**The problem**
Below is a block of records; repeat each one exactly.

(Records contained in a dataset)
####
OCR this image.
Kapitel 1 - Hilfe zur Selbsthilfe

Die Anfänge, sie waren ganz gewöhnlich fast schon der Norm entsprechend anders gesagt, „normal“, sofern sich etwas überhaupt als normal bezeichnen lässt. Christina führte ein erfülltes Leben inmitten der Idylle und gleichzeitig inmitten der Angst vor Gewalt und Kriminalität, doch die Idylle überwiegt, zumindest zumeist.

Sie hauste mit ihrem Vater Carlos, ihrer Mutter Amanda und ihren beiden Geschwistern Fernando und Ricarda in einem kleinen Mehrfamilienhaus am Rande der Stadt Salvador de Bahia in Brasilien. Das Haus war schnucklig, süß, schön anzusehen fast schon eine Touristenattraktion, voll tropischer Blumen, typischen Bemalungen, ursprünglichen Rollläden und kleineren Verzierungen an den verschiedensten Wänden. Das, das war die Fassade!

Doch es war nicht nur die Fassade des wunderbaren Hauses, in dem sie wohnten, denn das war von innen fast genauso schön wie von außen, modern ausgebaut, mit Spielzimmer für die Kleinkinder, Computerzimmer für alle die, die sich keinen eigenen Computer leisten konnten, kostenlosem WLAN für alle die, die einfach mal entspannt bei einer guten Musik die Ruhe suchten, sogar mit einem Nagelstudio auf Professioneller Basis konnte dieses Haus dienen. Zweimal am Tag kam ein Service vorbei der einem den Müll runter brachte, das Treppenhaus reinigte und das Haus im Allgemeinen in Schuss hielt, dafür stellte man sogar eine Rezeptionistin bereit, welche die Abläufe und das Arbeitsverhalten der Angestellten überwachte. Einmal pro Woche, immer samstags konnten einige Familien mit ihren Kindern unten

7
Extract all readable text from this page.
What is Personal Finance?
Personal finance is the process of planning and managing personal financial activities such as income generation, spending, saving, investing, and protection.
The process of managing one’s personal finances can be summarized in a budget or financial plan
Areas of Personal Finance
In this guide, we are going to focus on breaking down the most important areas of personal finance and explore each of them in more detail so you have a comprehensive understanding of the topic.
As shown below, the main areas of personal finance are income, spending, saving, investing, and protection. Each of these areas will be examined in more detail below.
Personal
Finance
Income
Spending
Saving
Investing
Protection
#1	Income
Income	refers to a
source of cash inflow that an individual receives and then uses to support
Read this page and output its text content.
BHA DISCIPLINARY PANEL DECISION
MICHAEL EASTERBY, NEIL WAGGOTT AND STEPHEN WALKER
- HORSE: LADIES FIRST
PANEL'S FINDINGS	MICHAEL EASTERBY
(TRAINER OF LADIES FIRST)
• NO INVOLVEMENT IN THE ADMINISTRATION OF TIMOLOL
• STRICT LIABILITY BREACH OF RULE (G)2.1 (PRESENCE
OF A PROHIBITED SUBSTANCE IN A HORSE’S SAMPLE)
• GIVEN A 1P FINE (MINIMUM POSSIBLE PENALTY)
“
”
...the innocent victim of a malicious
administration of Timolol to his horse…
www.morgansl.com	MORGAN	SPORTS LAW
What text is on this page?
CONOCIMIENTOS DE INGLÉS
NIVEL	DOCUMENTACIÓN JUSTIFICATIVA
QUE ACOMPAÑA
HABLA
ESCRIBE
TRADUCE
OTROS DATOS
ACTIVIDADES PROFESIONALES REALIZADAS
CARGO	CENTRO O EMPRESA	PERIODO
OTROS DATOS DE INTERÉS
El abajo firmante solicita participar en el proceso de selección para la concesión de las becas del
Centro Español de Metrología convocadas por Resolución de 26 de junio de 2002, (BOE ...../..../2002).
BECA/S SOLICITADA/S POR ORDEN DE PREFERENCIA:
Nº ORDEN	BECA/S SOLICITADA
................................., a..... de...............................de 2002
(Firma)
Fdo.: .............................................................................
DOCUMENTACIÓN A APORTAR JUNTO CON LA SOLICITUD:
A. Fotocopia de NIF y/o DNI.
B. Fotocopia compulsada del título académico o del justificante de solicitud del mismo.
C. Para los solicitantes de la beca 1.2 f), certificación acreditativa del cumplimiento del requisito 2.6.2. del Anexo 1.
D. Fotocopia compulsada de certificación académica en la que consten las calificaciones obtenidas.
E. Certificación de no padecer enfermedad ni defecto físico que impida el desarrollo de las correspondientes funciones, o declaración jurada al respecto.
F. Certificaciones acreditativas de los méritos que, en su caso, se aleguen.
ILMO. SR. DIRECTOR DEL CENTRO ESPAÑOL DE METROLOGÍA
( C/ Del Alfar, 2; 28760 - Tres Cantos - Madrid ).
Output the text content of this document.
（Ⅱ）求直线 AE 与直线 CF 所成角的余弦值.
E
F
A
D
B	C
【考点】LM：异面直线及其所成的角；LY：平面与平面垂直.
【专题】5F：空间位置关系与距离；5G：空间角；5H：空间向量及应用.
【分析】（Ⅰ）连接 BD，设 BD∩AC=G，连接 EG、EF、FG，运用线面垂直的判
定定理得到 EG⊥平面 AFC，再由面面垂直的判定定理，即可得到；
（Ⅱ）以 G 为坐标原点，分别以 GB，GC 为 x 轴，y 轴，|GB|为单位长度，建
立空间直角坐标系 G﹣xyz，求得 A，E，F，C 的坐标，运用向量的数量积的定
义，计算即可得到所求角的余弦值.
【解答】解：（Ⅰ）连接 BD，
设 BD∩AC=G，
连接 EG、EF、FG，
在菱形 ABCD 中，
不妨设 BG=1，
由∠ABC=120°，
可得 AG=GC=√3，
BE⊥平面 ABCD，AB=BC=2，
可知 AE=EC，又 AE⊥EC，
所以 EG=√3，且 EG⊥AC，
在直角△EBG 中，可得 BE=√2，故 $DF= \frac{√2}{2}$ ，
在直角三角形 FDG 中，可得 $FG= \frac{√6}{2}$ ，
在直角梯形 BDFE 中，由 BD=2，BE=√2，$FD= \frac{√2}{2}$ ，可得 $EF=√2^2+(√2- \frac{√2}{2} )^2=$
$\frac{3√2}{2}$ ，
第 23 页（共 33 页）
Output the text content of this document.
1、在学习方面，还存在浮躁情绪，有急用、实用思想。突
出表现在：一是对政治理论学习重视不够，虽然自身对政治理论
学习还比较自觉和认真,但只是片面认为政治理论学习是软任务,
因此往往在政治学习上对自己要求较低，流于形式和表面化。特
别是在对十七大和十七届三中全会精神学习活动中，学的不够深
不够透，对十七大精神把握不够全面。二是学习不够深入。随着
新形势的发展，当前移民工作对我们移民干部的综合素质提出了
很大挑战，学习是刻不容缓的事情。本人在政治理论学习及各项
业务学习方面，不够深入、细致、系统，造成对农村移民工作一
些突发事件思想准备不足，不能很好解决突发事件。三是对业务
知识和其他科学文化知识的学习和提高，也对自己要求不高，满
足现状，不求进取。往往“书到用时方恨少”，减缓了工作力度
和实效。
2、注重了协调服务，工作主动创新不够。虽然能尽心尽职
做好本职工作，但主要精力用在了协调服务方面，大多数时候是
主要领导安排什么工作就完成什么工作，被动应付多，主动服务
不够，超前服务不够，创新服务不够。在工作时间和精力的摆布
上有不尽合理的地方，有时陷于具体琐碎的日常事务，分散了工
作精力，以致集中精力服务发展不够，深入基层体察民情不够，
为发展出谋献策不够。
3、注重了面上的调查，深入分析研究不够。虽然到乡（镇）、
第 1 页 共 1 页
####
**Exercise solution**
OCR this image.
Kapitel 1 - Hilfe zur Selbsthilfe

Die Anfänge, sie waren ganz gewöhnlich fast schon der Norm entsprechend anders gesagt, „normal“, sofern sich etwas überhaupt als normal bezeichnen lässt. Christina führte ein erfülltes Leben inmitten der Idylle und gleichzeitig inmitten der Angst vor Gewalt und Kriminalität, doch die Idylle überwiegt, zumindest zumeist.

Sie hauste mit ihrem Vater Carlos, ihrer Mutter Amanda und ihren beiden Geschwistern Fernando und Ricarda in einem kleinen Mehrfamilienhaus am Rande der Stadt Salvador de Bahia in Brasilien. Das Haus war schnucklig, süß, schön anzusehen fast schon eine Touristenattraktion, voll tropischer Blumen, typischen Bemalungen, ursprünglichen Rollläden und kleineren Verzierungen an den verschiedensten Wänden. Das, das war die Fassade!

Doch es war nicht nur die Fassade des wunderbaren Hauses, in dem sie wohnten, denn das war von innen fast genauso schön wie von außen, modern ausgebaut, mit Spielzimmer für die Kleinkinder, Computerzimmer für alle die, die sich keinen eigenen Computer leisten konnten, kostenlosem WLAN für alle die, die einfach mal entspannt bei einer guten Musik die Ruhe suchten, sogar mit einem Nagelstudio auf Professioneller Basis konnte dieses Haus dienen. Zweimal am Tag kam ein Service vorbei der einem den Müll runter brachte, das Treppenhaus reinigte und das Haus im Allgemeinen in Schuss hielt, dafür stellte man sogar eine Rezeptionistin bereit, welche die Abläufe und das Arbeitsverhalten der Angestellten überwachte. Einmal pro Woche, immer samstags konnten einige Familien mit ihren Kindern unten

7
Extract all readable text from this page.
What is Personal Finance?
Personal finance is the process of planning and managing personal financial activities such as income generation, spending, saving, investing, and protection.
The process of managing one’s personal finances can be summarized in a budget or financial plan
Areas of Personal Finance
In this guide, we are going to focus on breaking down the most important areas of personal finance and explore each of them in more detail so you have a comprehensive understanding of the topic.
As shown below, the main areas of personal finance are income, spending, saving, investing, and protection. Each of these areas will be examined in more detail below.
Personal
Finance
Income
Spending
Saving
Investing
Protection
#1	Income
Income	refers to a
source of cash inflow that an individual receives and then uses to support
Read this page and output its text content.
BHA DISCIPLINARY PANEL DECISION
MICHAEL EASTERBY, NEIL WAGGOTT AND STEPHEN WALKER
- HORSE: LADIES FIRST
PANEL'S FINDINGS	MICHAEL EASTERBY
(TRAINER OF LADIES FIRST)
• NO INVOLVEMENT IN THE ADMINISTRATION OF TIMOLOL
• STRICT LIABILITY BREACH OF RULE (G)2.1 (PRESENCE
OF A PROHIBITED SUBSTANCE IN A HORSE’S SAMPLE)
• GIVEN A 1P FINE (MINIMUM POSSIBLE PENALTY)
“
”
...the innocent victim of a malicious
administration of Timolol to his horse…
www.morgansl.com	MORGAN	SPORTS LAW
What text is on this page?
CONOCIMIENTOS DE INGLÉS
NIVEL	DOCUMENTACIÓN JUSTIFICATIVA
QUE ACOMPAÑA
HABLA
ESCRIBE
TRADUCE
OTROS DATOS
ACTIVIDADES PROFESIONALES REALIZADAS
CARGO	CENTRO O EMPRESA	PERIODO
OTROS DATOS DE INTERÉS
El abajo firmante solicita participar en el proceso de selección para la concesión de las becas del
Centro Español de Metrología convocadas por Resolución de 26 de junio de 2002, (BOE ...../..../2002).
BECA/S SOLICITADA/S POR ORDEN DE PREFERENCIA:
Nº ORDEN	BECA/S SOLICITADA
................................., a..... de...............................de 2002
(Firma)
Fdo.: .............................................................................
DOCUMENTACIÓN A APORTAR JUNTO CON LA SOLICITUD:
A. Fotocopia de NIF y/o DNI.
B. Fotocopia compulsada del título académico o del justificante de solicitud del mismo.
C. Para los solicitantes de la beca 1.2 f), certificación acreditativa del cumplimiento del requisito 2.6.2. del Anexo 1.
D. Fotocopia compulsada de certificación académica en la que consten las calificaciones obtenidas.
E. Certificación de no padecer enfermedad ni defecto físico que impida el desarrollo de las correspondientes funciones, o declaración jurada al respecto.
F. Certificaciones acreditativas de los méritos que, en su caso, se aleguen.
ILMO. SR. DIRECTOR DEL CENTRO ESPAÑOL DE METROLOGÍA
( C/ Del Alfar, 2; 28760 - Tres Cantos - Madrid ).
Output the text content of this document.
（Ⅱ）求直线 AE 与直线 CF 所成角的余弦值.
E
F
A
D
B	C
【考点】LM：异面直线及其所成的角；LY：平面与平面垂直.
【专题】5F：空间位置关系与距离；5G：空间角；5H：空间向量及应用.
【分析】（Ⅰ）连接 BD，设 BD∩AC=G，连接 EG、EF、FG，运用线面垂直的判
定定理得到 EG⊥平面 AFC，再由面面垂直的判定定理，即可得到；
（Ⅱ）以 G 为坐标原点，分别以 GB，GC 为 x 轴，y 轴，|GB|为单位长度，建
立空间直角坐标系 G﹣xyz，求得 A，E，F，C 的坐标，运用向量的数量积的定
义，计算即可得到所求角的余弦值.
【解答】解：（Ⅰ）连接 BD，
设 BD∩AC=G，
连接 EG、EF、FG，
在菱形 ABCD 中，
不妨设 BG=1，
由∠ABC=120°，
可得 AG=GC=√3，
BE⊥平面 ABCD，AB=BC=2，
可知 AE=EC，又 AE⊥EC，
所以 EG=√3，且 EG⊥AC，
在直角△EBG 中，可得 BE=√2，故 $DF= \frac{√2}{2}$ ，
在直角三角形 FDG 中，可得 $FG= \frac{√6}{2}$ ，
在直角梯形 BDFE 中，由 BD=2，BE=√2，$FD= \frac{√2}{2}$ ，可得 $EF=√2^2+(√2- \frac{√2}{2} )^2=$
$\frac{3√2}{2}$ ，
第 23 页（共 33 页）
Output the text content of this document.
1、在学习方面，还存在浮躁情绪，有急用、实用思想。突
出表现在：一是对政治理论学习重视不够，虽然自身对政治理论
学习还比较自觉和认真,但只是片面认为政治理论学习是软任务,
因此往往在政治学习上对自己要求较低，流于形式和表面化。特
别是在对十七大和十七届三中全会精神学习活动中，学的不够深
不够透，对十七大精神把握不够全面。二是学习不够深入。随着
新形势的发展，当前移民工作对我们移民干部的综合素质提出了
很大挑战，学习是刻不容缓的事情。本人在政治理论学习及各项
业务学习方面，不够深入、细致、系统，造成对农村移民工作一
些突发事件思想准备不足，不能很好解决突发事件。三是对业务
知识和其他科学文化知识的学习和提高，也对自己要求不高，满
足现状，不求进取。往往“书到用时方恨少”，减缓了工作力度
和实效。
2、注重了协调服务，工作主动创新不够。虽然能尽心尽职
做好本职工作，但主要精力用在了协调服务方面，大多数时候是
主要领导安排什么工作就完成什么工作，被动应付多，主动服务
不够，超前服务不够，创新服务不够。在工作时间和精力的摆布
上有不尽合理的地方，有时陷于具体琐碎的日常事务，分散了工
作精力，以致集中精力服务发展不够，深入基层体察民情不够，
为发展出谋献策不够。
3、注重了面上的调查，深入分析研究不够。虽然到乡（镇）、
第 1 页 共 1 页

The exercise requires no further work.